▶ **WHAT NEEDS TO BE DONE**: Gather all lines from the material that contain "name".
-- BEGIN EXERCISE INPUT --
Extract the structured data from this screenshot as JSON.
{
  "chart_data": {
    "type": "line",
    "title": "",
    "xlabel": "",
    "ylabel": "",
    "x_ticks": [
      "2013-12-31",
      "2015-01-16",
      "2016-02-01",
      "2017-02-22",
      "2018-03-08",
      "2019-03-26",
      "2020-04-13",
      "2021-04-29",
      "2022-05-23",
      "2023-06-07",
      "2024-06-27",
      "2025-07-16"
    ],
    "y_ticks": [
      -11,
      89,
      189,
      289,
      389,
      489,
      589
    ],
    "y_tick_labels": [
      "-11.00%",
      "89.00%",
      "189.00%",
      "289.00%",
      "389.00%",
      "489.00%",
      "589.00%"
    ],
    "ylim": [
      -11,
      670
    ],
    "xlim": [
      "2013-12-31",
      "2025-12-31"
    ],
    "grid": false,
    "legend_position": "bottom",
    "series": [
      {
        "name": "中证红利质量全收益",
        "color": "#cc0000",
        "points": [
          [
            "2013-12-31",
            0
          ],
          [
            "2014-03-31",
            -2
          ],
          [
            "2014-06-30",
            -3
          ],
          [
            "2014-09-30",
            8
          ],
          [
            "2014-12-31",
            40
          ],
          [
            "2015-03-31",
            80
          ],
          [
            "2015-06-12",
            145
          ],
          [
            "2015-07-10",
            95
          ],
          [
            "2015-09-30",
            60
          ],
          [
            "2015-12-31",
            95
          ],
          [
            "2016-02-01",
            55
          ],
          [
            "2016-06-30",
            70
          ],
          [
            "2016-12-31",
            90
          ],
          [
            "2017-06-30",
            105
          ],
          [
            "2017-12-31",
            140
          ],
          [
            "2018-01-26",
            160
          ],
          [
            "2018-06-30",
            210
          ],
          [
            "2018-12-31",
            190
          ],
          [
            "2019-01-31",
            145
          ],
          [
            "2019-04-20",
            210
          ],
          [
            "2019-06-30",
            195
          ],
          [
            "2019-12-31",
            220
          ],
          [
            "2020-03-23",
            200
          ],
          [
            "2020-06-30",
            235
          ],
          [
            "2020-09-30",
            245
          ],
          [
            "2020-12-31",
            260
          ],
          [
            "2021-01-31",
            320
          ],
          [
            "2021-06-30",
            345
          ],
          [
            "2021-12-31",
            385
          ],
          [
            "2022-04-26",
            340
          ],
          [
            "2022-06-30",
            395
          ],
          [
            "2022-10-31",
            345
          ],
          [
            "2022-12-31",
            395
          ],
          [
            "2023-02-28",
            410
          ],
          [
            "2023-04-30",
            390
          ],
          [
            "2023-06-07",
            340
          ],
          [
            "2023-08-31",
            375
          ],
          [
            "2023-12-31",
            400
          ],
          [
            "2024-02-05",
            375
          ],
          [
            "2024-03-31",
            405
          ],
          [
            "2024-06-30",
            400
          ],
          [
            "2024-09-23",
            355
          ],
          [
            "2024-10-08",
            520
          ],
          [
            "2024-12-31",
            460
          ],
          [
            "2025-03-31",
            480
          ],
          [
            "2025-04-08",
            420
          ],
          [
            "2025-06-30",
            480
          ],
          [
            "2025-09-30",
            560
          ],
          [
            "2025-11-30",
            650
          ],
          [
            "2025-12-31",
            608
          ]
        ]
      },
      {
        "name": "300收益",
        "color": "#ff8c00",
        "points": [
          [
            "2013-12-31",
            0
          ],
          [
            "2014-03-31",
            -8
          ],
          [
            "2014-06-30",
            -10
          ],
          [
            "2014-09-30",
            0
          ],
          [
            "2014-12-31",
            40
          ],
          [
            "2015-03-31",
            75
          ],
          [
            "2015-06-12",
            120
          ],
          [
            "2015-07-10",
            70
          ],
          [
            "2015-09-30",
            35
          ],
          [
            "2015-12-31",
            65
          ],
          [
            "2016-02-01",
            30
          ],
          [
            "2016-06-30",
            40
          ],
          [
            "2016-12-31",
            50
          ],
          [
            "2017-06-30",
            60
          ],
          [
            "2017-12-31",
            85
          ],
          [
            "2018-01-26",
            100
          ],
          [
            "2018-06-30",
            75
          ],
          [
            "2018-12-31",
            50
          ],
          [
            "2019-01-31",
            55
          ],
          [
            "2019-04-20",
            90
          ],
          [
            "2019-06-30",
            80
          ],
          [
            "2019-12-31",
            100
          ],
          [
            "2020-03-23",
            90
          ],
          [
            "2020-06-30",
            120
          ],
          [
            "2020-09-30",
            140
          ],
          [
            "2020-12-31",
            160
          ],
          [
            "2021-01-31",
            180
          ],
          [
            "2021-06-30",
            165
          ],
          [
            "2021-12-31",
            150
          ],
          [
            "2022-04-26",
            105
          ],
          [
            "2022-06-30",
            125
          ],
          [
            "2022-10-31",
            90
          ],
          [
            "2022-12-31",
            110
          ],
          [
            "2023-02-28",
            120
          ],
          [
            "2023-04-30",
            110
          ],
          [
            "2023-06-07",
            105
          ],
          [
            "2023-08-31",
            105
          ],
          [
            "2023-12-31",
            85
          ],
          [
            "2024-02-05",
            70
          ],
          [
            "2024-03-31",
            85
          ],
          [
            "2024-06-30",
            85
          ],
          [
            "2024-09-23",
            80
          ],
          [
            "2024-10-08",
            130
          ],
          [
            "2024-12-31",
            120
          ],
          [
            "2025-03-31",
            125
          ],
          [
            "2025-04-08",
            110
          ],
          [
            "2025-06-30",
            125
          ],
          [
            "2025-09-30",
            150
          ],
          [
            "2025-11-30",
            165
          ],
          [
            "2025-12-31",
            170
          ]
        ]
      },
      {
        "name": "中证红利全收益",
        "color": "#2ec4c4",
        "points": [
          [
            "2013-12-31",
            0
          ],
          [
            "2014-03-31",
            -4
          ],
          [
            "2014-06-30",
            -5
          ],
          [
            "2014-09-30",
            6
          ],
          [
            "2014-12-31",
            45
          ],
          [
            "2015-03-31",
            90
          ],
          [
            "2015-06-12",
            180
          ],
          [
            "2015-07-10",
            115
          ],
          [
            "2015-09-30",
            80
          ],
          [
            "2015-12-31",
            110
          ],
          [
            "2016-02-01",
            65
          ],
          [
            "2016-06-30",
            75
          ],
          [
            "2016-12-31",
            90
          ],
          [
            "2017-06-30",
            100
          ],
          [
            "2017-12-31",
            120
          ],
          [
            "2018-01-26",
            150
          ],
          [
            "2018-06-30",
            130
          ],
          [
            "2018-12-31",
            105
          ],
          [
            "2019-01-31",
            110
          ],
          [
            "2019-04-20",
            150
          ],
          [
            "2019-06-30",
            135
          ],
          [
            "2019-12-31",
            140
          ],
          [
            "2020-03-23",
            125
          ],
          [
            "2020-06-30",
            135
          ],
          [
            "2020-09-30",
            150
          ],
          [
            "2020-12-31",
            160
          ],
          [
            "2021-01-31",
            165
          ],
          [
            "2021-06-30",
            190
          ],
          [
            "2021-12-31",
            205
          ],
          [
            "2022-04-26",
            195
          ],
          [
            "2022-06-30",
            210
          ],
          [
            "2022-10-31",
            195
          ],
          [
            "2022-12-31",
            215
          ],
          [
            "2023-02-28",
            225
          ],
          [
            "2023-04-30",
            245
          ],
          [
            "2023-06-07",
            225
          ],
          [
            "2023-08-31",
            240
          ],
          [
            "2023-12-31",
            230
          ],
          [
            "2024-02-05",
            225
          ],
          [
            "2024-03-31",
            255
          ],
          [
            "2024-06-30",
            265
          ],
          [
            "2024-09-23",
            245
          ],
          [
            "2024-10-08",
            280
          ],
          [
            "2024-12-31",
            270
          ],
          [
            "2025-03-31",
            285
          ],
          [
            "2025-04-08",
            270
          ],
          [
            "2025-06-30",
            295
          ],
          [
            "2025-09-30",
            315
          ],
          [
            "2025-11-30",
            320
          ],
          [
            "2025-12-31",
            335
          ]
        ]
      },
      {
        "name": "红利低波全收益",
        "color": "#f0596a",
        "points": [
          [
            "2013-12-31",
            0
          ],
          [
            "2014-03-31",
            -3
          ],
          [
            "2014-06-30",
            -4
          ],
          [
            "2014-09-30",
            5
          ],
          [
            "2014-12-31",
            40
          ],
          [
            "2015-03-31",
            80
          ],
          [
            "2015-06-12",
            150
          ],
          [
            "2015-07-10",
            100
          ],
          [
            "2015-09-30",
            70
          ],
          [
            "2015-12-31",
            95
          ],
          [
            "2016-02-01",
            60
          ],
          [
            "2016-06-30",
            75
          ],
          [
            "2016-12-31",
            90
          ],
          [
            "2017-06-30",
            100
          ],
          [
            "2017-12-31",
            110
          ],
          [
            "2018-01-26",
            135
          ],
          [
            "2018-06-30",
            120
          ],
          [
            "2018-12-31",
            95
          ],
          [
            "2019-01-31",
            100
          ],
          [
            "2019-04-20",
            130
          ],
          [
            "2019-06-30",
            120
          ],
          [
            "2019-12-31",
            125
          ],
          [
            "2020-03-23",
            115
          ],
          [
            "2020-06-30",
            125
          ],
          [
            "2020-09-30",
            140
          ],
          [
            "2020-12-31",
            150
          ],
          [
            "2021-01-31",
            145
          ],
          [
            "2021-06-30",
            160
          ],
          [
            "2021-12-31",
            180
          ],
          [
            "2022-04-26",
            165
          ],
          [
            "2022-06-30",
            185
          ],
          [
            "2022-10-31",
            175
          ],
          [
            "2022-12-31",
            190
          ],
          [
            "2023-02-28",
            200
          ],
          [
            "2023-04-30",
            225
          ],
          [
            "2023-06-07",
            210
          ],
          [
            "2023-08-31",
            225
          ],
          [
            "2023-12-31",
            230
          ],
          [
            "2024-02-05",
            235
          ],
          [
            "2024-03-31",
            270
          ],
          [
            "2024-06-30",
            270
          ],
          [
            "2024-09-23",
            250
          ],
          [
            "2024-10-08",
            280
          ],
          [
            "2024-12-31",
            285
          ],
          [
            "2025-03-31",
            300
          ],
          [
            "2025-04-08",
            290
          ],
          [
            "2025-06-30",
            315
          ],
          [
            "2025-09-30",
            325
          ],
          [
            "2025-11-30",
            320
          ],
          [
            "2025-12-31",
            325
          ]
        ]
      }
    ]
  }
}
-- END EXERCISE INPUT --
▶ **RESULT FOR THIS EXERCISE**:
        "name": "中证红利质量全收益",
        "name": "300收益",
        "name": "中证红利全收益",
        "name": "红利低波全收益",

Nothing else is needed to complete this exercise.